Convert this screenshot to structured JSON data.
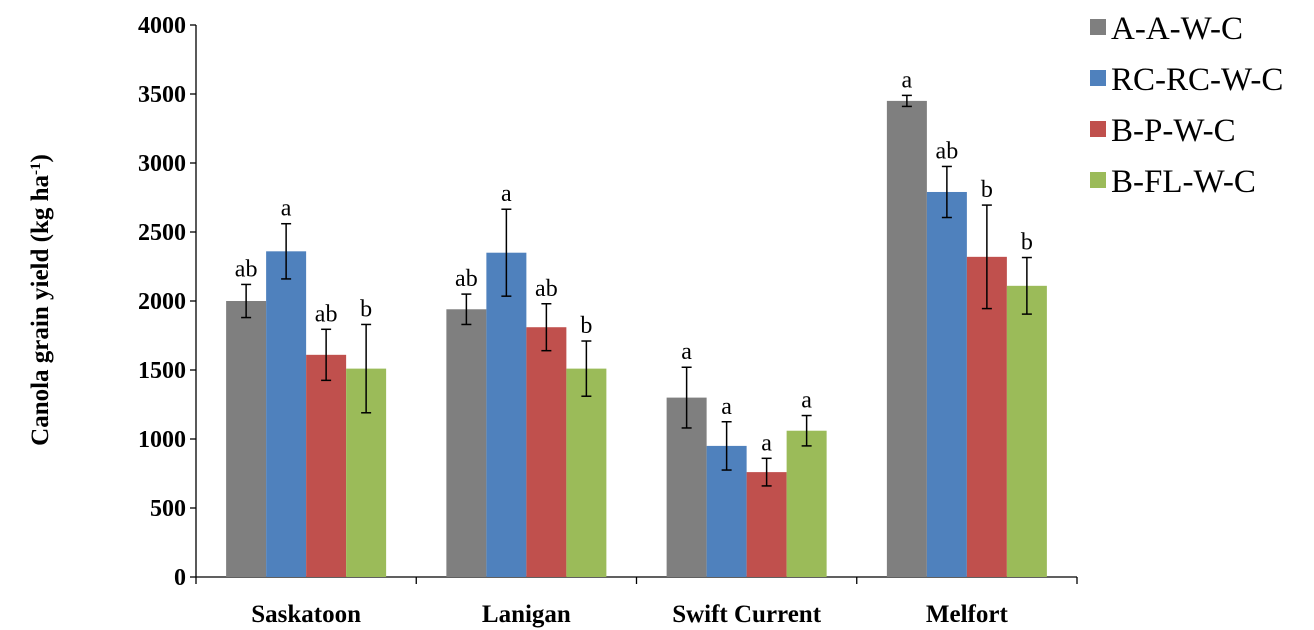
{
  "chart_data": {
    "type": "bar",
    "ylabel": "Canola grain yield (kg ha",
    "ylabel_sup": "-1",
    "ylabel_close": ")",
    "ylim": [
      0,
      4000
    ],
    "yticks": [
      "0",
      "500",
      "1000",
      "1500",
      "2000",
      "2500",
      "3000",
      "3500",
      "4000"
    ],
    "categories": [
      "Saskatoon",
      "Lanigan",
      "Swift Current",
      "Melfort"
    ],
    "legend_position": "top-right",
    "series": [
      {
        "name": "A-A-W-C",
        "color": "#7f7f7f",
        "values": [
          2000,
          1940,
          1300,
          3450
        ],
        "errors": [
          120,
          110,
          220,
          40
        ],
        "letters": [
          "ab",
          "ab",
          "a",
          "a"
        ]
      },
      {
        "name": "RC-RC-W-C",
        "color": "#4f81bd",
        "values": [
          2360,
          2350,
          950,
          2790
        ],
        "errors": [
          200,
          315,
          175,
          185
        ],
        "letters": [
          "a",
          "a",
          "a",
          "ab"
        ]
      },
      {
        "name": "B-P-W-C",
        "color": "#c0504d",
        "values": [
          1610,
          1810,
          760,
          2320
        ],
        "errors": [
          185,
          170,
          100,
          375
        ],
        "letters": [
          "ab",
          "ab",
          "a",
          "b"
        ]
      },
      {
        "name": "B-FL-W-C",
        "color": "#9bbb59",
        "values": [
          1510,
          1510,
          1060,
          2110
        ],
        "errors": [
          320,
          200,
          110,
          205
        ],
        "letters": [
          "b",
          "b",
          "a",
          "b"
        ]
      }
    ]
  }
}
• • •
Your objective: Pull out each line of the records holding the string "color".

Exercise response:
        "color": "#7f7f7f",
        "color": "#4f81bd",
        "color": "#c0504d",
        "color": "#9bbb59",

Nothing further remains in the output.